(Items listed in a dataset)
* Start *
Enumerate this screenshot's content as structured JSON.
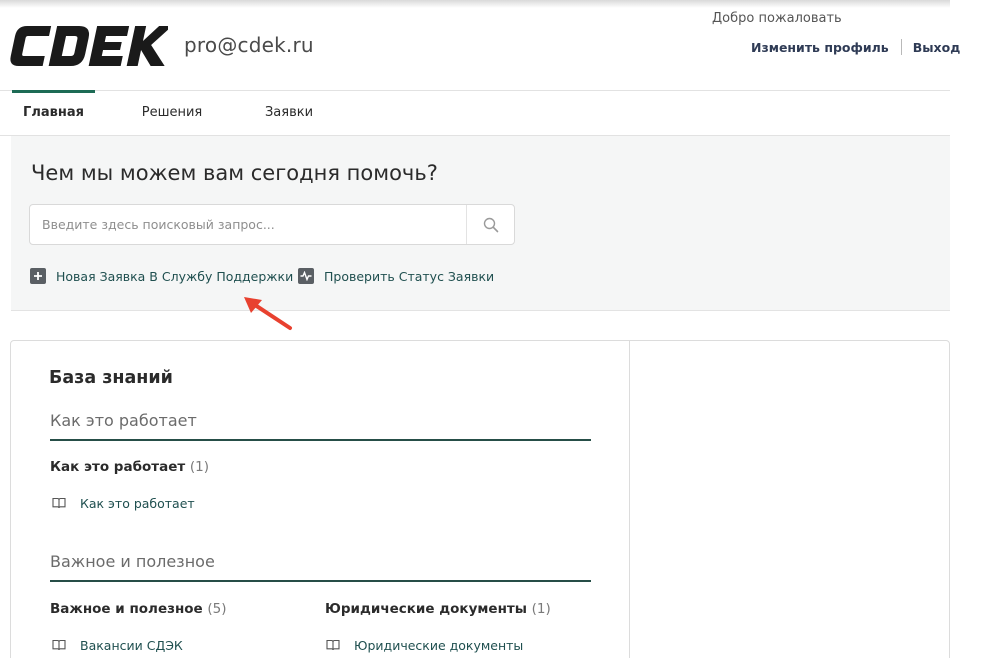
{
  "header": {
    "brand": "CDEK",
    "user_email": "pro@cdek.ru",
    "welcome_text": "Добро пожаловать",
    "edit_profile_label": "Изменить профиль",
    "logout_label": "Выход"
  },
  "nav": {
    "tabs": [
      {
        "label": "Главная",
        "active": true
      },
      {
        "label": "Решения",
        "active": false
      },
      {
        "label": "Заявки",
        "active": false
      }
    ]
  },
  "help": {
    "title": "Чем мы можем вам сегодня помочь?",
    "search_placeholder": "Введите здесь поисковый запрос...",
    "search_icon": "search-icon",
    "new_ticket_label": "Новая Заявка В Службу Поддержки",
    "new_ticket_icon": "plus-square-icon",
    "check_status_label": "Проверить Статус Заявки",
    "check_status_icon": "activity-square-icon",
    "annotation": "red-arrow"
  },
  "knowledge_base": {
    "title": "База знаний",
    "sections": [
      {
        "heading": "Как это работает",
        "categories": [
          {
            "title": "Как это работает",
            "count": "(1)",
            "articles": [
              "Как это работает"
            ]
          }
        ]
      },
      {
        "heading": "Важное и полезное",
        "categories": [
          {
            "title": "Важное и полезное",
            "count": "(5)",
            "articles": [
              "Вакансии СДЭК"
            ]
          },
          {
            "title": "Юридические документы",
            "count": "(1)",
            "articles": [
              "Юридические документы"
            ]
          }
        ]
      }
    ],
    "article_icon": "book-icon"
  },
  "colors": {
    "brand_dark": "#1a1a1a",
    "accent_green": "#1d6b55",
    "link_color": "#1f4f4f",
    "panel_bg": "#f5f6f6",
    "arrow_red": "#e8412f"
  }
}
* End *
■ PROBLEM TO SOLVE ■
Write out every line above exactly as it is, leaving out the pictures.

■ EXERCISE OUTPUT ■
Enumerate this screenshot's content as structured JSON.
{
  "header": {
    "brand": "CDEK",
    "user_email": "pro@cdek.ru",
    "welcome_text": "Добро пожаловать",
    "edit_profile_label": "Изменить профиль",
    "logout_label": "Выход"
  },
  "nav": {
    "tabs": [
      {
        "label": "Главная",
        "active": true
      },
      {
        "label": "Решения",
        "active": false
      },
      {
        "label": "Заявки",
        "active": false
      }
    ]
  },
  "help": {
    "title": "Чем мы можем вам сегодня помочь?",
    "search_placeholder": "Введите здесь поисковый запрос...",
    "search_icon": "search-icon",
    "new_ticket_label": "Новая Заявка В Службу Поддержки",
    "new_ticket_icon": "plus-square-icon",
    "check_status_label": "Проверить Статус Заявки",
    "check_status_icon": "activity-square-icon",
    "annotation": "red-arrow"
  },
  "knowledge_base": {
    "title": "База знаний",
    "sections": [
      {
        "heading": "Как это работает",
        "categories": [
          {
            "title": "Как это работает",
            "count": "(1)",
            "articles": [
              "Как это работает"
            ]
          }
        ]
      },
      {
        "heading": "Важное и полезное",
        "categories": [
          {
            "title": "Важное и полезное",
            "count": "(5)",
            "articles": [
              "Вакансии СДЭК"
            ]
          },
          {
            "title": "Юридические документы",
            "count": "(1)",
            "articles": [
              "Юридические документы"
            ]
          }
        ]
      }
    ],
    "article_icon": "book-icon"
  },
  "colors": {
    "brand_dark": "#1a1a1a",
    "accent_green": "#1d6b55",
    "link_color": "#1f4f4f",
    "panel_bg": "#f5f6f6",
    "arrow_red": "#e8412f"
  }
}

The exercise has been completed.